[Dataset rows about figures]
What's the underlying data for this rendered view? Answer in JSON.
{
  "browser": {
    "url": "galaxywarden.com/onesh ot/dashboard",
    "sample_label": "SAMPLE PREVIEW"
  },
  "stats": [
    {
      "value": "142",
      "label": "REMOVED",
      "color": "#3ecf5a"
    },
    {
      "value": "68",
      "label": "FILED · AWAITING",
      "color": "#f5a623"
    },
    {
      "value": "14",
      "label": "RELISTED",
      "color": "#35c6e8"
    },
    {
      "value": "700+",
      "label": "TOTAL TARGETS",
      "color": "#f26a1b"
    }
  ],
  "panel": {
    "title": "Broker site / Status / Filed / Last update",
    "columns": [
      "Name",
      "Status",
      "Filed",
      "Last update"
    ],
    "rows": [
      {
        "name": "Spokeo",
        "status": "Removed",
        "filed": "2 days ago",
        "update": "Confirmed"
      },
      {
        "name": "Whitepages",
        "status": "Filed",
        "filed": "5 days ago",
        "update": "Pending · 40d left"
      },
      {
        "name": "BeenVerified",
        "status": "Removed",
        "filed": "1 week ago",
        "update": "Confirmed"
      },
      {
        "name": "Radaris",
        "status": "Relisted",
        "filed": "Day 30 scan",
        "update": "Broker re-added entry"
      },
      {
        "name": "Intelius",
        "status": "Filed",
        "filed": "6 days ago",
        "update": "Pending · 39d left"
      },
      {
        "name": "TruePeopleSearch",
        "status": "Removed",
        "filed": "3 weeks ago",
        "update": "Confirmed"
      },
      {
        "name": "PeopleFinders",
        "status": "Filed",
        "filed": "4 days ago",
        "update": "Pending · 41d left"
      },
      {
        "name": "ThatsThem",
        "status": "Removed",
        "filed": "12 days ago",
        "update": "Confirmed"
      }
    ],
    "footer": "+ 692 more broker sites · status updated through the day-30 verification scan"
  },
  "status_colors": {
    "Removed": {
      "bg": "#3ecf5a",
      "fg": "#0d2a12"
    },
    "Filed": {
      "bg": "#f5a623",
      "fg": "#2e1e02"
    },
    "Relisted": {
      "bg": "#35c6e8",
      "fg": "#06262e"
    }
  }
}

_Requirements_
Of the lines above, how many contain the word "value"? Provide the number and nothing else.

_Output of the exercise_
4